[WHAT TO PRODUCE]: Present every line in which the string "interface" appears.

Dataset entries:
====================

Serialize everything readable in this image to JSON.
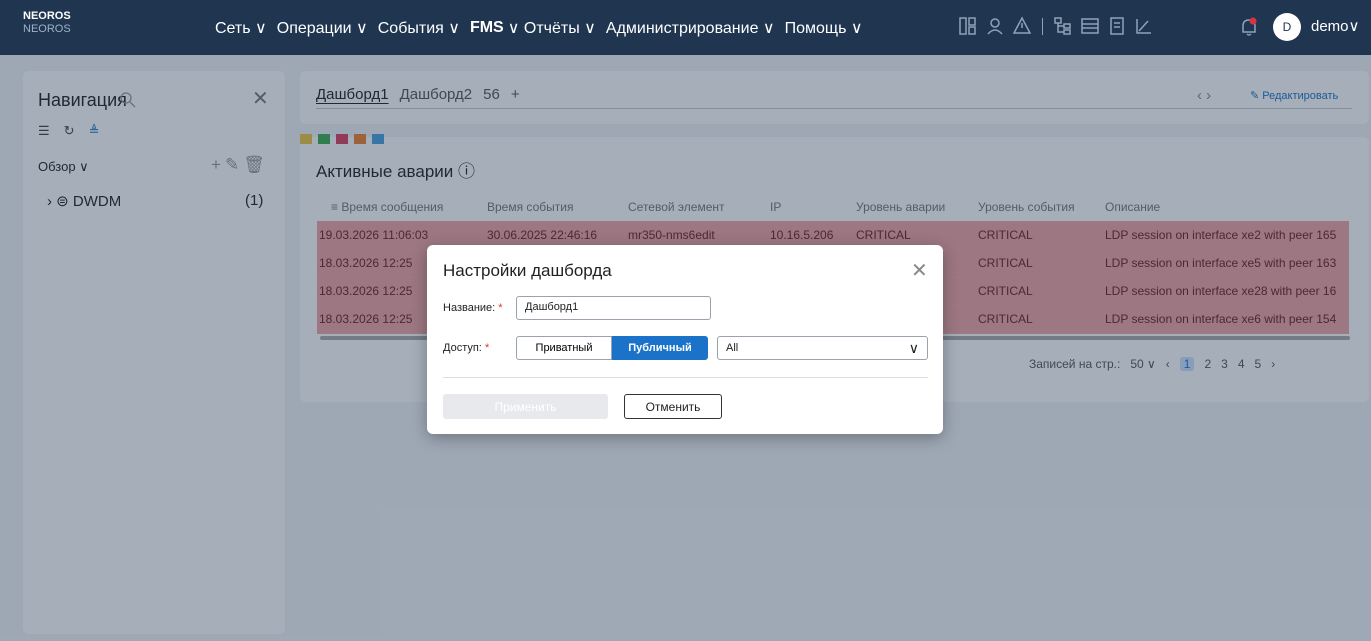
{
  "app": {
    "logo": "NEOROS",
    "logo_sub": "NEOROS"
  },
  "menu": [
    {
      "label": "Сеть ∨"
    },
    {
      "label": "Операции ∨"
    },
    {
      "label": "События ∨"
    },
    {
      "label": "FMS",
      "bold": true
    },
    {
      "label": "∨ Отчёты ∨"
    },
    {
      "label": "Администрирование ∨"
    },
    {
      "label": "Помощь ∨"
    }
  ],
  "user": {
    "avatar": "D",
    "name": "demo∨"
  },
  "sidebar": {
    "title": "Навигация",
    "overview": "Обзор ∨",
    "tree": [
      {
        "label": "› ⊜ DWDM",
        "count": "(1)"
      }
    ]
  },
  "tabs": {
    "items": [
      "Дашборд1",
      "Дашборд2",
      "56",
      "+"
    ],
    "arrows": "‹  ›",
    "edit": "Редактировать"
  },
  "widget": {
    "title": "Активные аварии ⓘ",
    "columns": [
      "≡ Время сообщения",
      "Время события",
      "Сетевой элемент",
      "IP",
      "Уровень аварии",
      "Уровень события",
      "Описание"
    ],
    "rows": [
      [
        "19.03.2026 11:06:03",
        "30.06.2025 22:46:16",
        "mr350-nms6edit",
        "10.16.5.206",
        "CRITICAL",
        "CRITICAL",
        "LDP session on interface xe2 with peer 165"
      ],
      [
        "18.03.2026 12:25",
        "",
        "",
        "",
        "",
        "CRITICAL",
        "LDP session on interface xe5 with peer 163"
      ],
      [
        "18.03.2026 12:25",
        "",
        "",
        "",
        "",
        "CRITICAL",
        "LDP session on interface xe28 with peer 16"
      ],
      [
        "18.03.2026 12:25",
        "",
        "",
        "",
        "",
        "CRITICAL",
        "LDP session on interface xe6 with peer 154"
      ]
    ],
    "pager": {
      "label": "Записей на стр.:",
      "size": "50 ∨",
      "pages": [
        "1",
        "2",
        "3",
        "4",
        "5"
      ]
    }
  },
  "modal": {
    "title": "Настройки дашборда",
    "name_label": "Название:",
    "name_value": "Дашборд1",
    "access_label": "Доступ:",
    "private": "Приватный",
    "public": "Публичный",
    "select_value": "All",
    "apply": "Применить",
    "cancel": "Отменить"
  },
  "colors": {
    "topbar": "#1f3550",
    "accent": "#1a73c8",
    "critical_row": "#f2a3a3"
  }
}
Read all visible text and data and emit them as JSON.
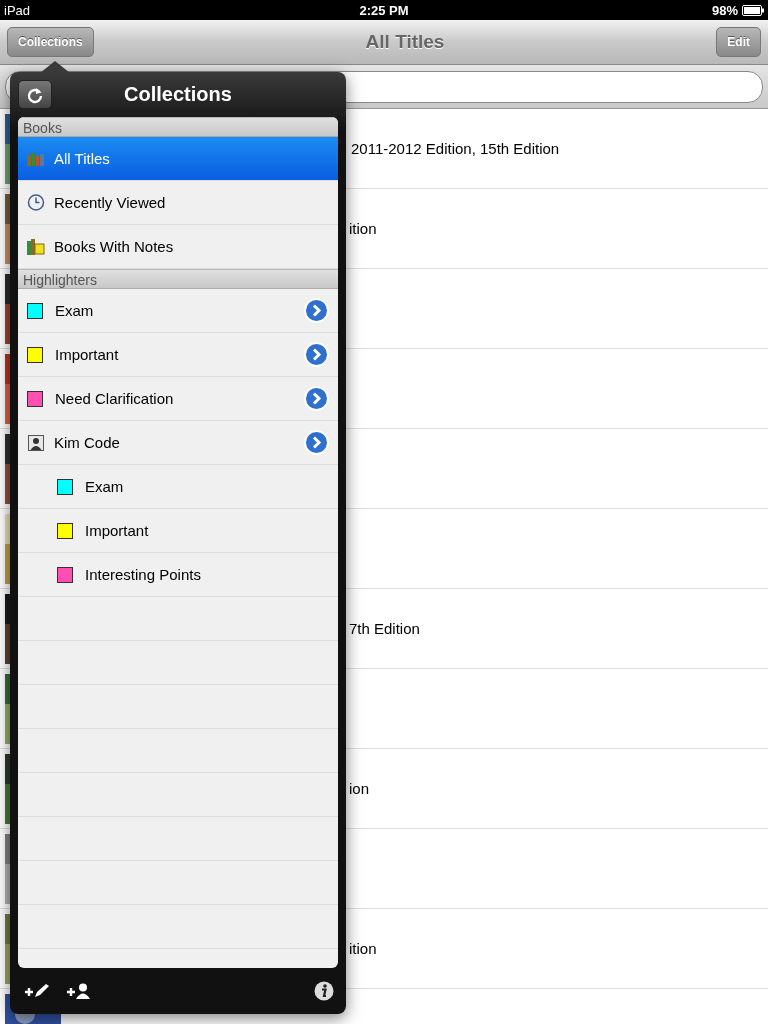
{
  "status_bar": {
    "device": "iPad",
    "time": "2:25 PM",
    "battery": "98%"
  },
  "nav_bar": {
    "left_button": "Collections",
    "title": "All Titles",
    "right_button": "Edit"
  },
  "list": {
    "rows": [
      {
        "thumbnail": {
          "kind": "picture"
        },
        "title": "2011-2012 Edition, 15th Edition"
      },
      {
        "thumbnail": {
          "kind": "picture"
        },
        "title": "ition"
      },
      {
        "thumbnail": {
          "kind": "picture"
        }
      },
      {
        "thumbnail": {
          "kind": "picture"
        }
      },
      {
        "thumbnail": {
          "kind": "picture"
        }
      },
      {
        "thumbnail": {
          "kind": "picture"
        }
      },
      {
        "thumbnail": {
          "kind": "picture"
        },
        "title": "7th Edition"
      },
      {
        "thumbnail": {
          "kind": "picture"
        }
      },
      {
        "thumbnail": {
          "kind": "picture"
        },
        "title": "ion"
      },
      {
        "thumbnail": {
          "kind": "picture"
        }
      },
      {
        "thumbnail": {
          "kind": "picture"
        },
        "title": "ition"
      },
      {
        "thumbnail": {
          "kind": "picture"
        }
      }
    ]
  },
  "popover": {
    "title": "Collections",
    "sections": [
      {
        "header": "Books",
        "items": [
          {
            "label": "All Titles",
            "kind": "shelf",
            "selected": true,
            "disclosure": false
          },
          {
            "label": "Recently Viewed",
            "kind": "clock",
            "selected": false,
            "disclosure": false
          },
          {
            "label": "Books With Notes",
            "kind": "notes",
            "selected": false,
            "disclosure": false
          }
        ]
      },
      {
        "header": "Highlighters",
        "items": [
          {
            "label": "Exam",
            "kind": "swatch",
            "color": "#00ffff",
            "selected": false,
            "disclosure": true
          },
          {
            "label": "Important",
            "kind": "swatch",
            "color": "#ffff00",
            "selected": false,
            "disclosure": true
          },
          {
            "label": "Need Clarification",
            "kind": "swatch",
            "color": "#ff4fb0",
            "selected": false,
            "disclosure": true
          },
          {
            "label": "Kim Code",
            "kind": "person",
            "selected": false,
            "disclosure": true,
            "children": [
              {
                "label": "Exam",
                "kind": "swatch",
                "color": "#00ffff",
                "selected": false,
                "disclosure": false
              },
              {
                "label": "Important",
                "kind": "swatch",
                "color": "#ffff00",
                "selected": false,
                "disclosure": false
              },
              {
                "label": "Interesting Points",
                "kind": "swatch",
                "color": "#ff4fb0",
                "selected": false,
                "disclosure": false
              }
            ]
          }
        ]
      }
    ]
  }
}
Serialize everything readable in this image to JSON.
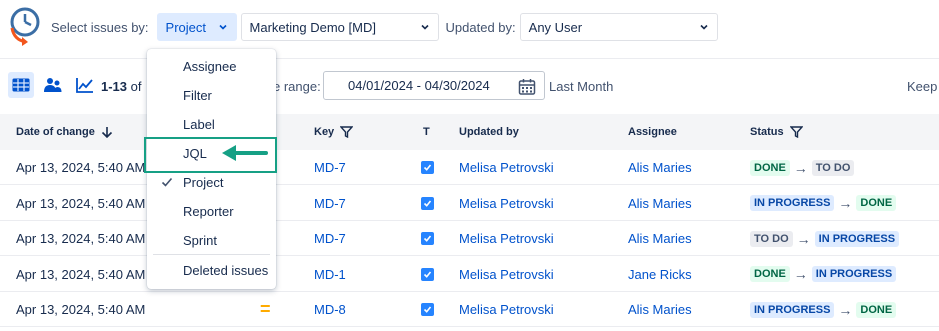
{
  "colors": {
    "accent": "#0052cc",
    "highlight": "#16a085",
    "logo_blue": "#3b6ea5",
    "logo_orange": "#f2561d"
  },
  "filters": {
    "select_label": "Select issues by:",
    "select_value": "Project",
    "project_value": "Marketing Demo [MD]",
    "updated_label": "Updated by:",
    "updated_value": "Any User"
  },
  "toolbar": {
    "count_bold": "1-13",
    "count_rest": " of",
    "range_label": "e range:",
    "date_range": "04/01/2024 - 04/30/2024",
    "preset": "Last Month",
    "keep": "Keep"
  },
  "table": {
    "headers": {
      "date": "Date of change",
      "key": "Key",
      "type": "T",
      "updated_by": "Updated by",
      "assignee": "Assignee",
      "status": "Status"
    },
    "rows": [
      {
        "date": "Apr 13, 2024, 5:40 AM",
        "key": "MD-7",
        "updated_by": "Melisa Petrovski",
        "assignee": "Alis Maries",
        "from": "DONE",
        "to": "TO DO",
        "from_style": "done",
        "to_style": "todo",
        "priority": ""
      },
      {
        "date": "Apr 13, 2024, 5:40 AM",
        "key": "MD-7",
        "updated_by": "Melisa Petrovski",
        "assignee": "Alis Maries",
        "from": "IN PROGRESS",
        "to": "DONE",
        "from_style": "prog",
        "to_style": "done",
        "priority": ""
      },
      {
        "date": "Apr 13, 2024, 5:40 AM",
        "key": "MD-7",
        "updated_by": "Melisa Petrovski",
        "assignee": "Alis Maries",
        "from": "TO DO",
        "to": "IN PROGRESS",
        "from_style": "todo",
        "to_style": "prog",
        "priority": ""
      },
      {
        "date": "Apr 13, 2024, 5:40 AM",
        "key": "MD-1",
        "updated_by": "Melisa Petrovski",
        "assignee": "Jane Ricks",
        "from": "DONE",
        "to": "IN PROGRESS",
        "from_style": "done",
        "to_style": "prog",
        "priority": ""
      },
      {
        "date": "Apr 13, 2024, 5:40 AM",
        "key": "MD-8",
        "updated_by": "Melisa Petrovski",
        "assignee": "Alis Maries",
        "from": "IN PROGRESS",
        "to": "DONE",
        "from_style": "prog",
        "to_style": "done",
        "priority": "="
      }
    ]
  },
  "menu": {
    "items": [
      "Assignee",
      "Filter",
      "Label",
      "JQL",
      "Project",
      "Reporter",
      "Sprint",
      "Deleted issues"
    ],
    "selected": "Project",
    "highlighted": "JQL"
  }
}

====================

[THE COMPLETED TASK]:
        "LDP session on interface xe2 with peer 165"
        "LDP session on interface xe5 with peer 163"
        "LDP session on interface xe28 with peer 16"
        "LDP session on interface xe6 with peer 154"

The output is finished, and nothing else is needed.